Short problem: Collect every line in the records below that contains the word "Selong".

Data provided:
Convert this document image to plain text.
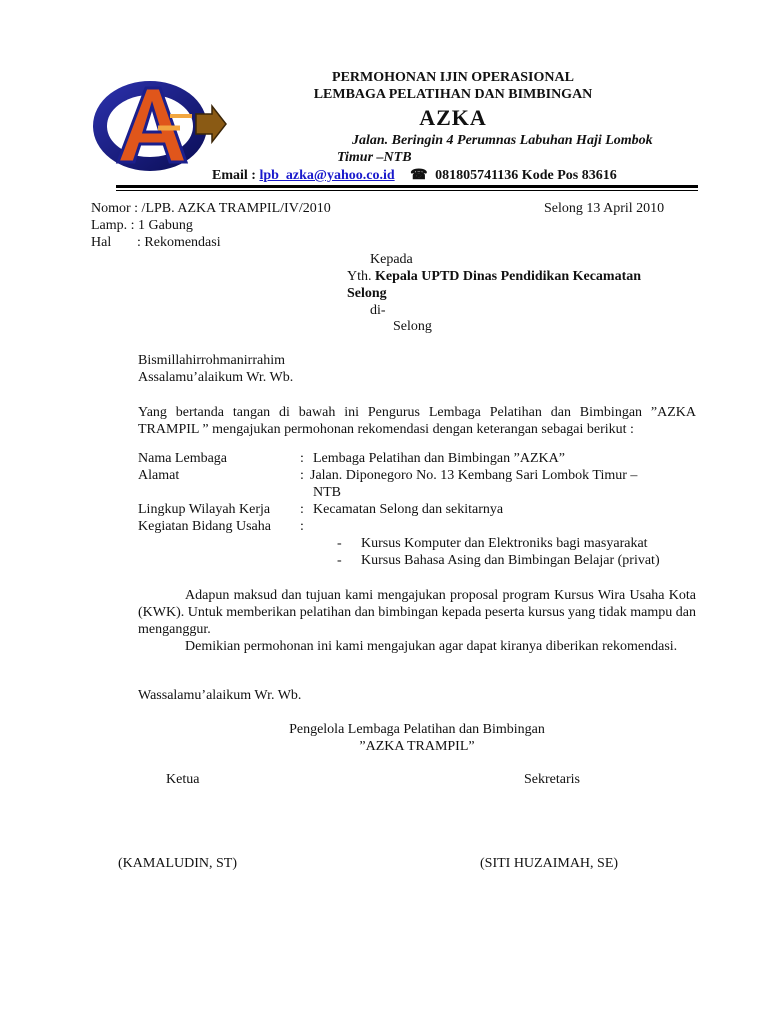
PERMOHONAN IJIN OPERASIONAL
LEMBAGA PELATIHAN DAN BIMBINGAN
AZKA
Jalan. Beringin 4 Perumnas Labuhan Haji Lombok
Timur –NTB
Email : lpb_azka@yahoo.co.id ☎ 081805741136 Kode Pos 83616
Nomor : /LPB. AZKA TRAMPIL/IV/2010	Selong 13 April 2010
Lamp. : 1 Gabung
Hal : Rekomendasi
Kepada
Yth. Kepala UPTD Dinas Pendidikan Kecamatan
Selong
di-
Selong
Bismillahirrohmanirrahim
Assalamu’alaikum Wr. Wb.
Yang bertanda tangan di bawah ini Pengurus Lembaga Pelatihan dan Bimbingan ”AZKA TRAMPIL ” mengajukan permohonan rekomendasi dengan keterangan sebagai berikut :
Nama Lembaga	: Lembaga Pelatihan dan Bimbingan ”AZKA”
Alamat	: Jalan. Diponegoro No. 13 Kembang Sari Lombok Timur –
NTB
Lingkup Wilayah Kerja : Kecamatan Selong dan sekitarnya
Kegiatan Bidang Usaha :
- Kursus Komputer dan Elektroniks bagi masyarakat
- Kursus Bahasa Asing dan Bimbingan Belajar (privat)
Adapun maksud dan tujuan kami mengajukan proposal program Kursus Wira Usaha Kota (KWK). Untuk memberikan pelatihan dan bimbingan kepada peserta kursus yang tidak mampu dan menganggur.
Demikian permohonan ini kami mengajukan agar dapat kiranya diberikan rekomendasi.
Wassalamu’alaikum Wr. Wb.
Pengelola Lembaga Pelatihan dan Bimbingan
”AZKA TRAMPIL”
Ketua	Sekretaris
(KAMALUDIN, ST)	(SITI HUZAIMAH, SE)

Written answer:
Nomor : /LPB. AZKA TRAMPIL/IV/2010	Selong 13 April 2010
Selong
Selong
Lingkup Wilayah Kerja : Kecamatan Selong dan sekitarnya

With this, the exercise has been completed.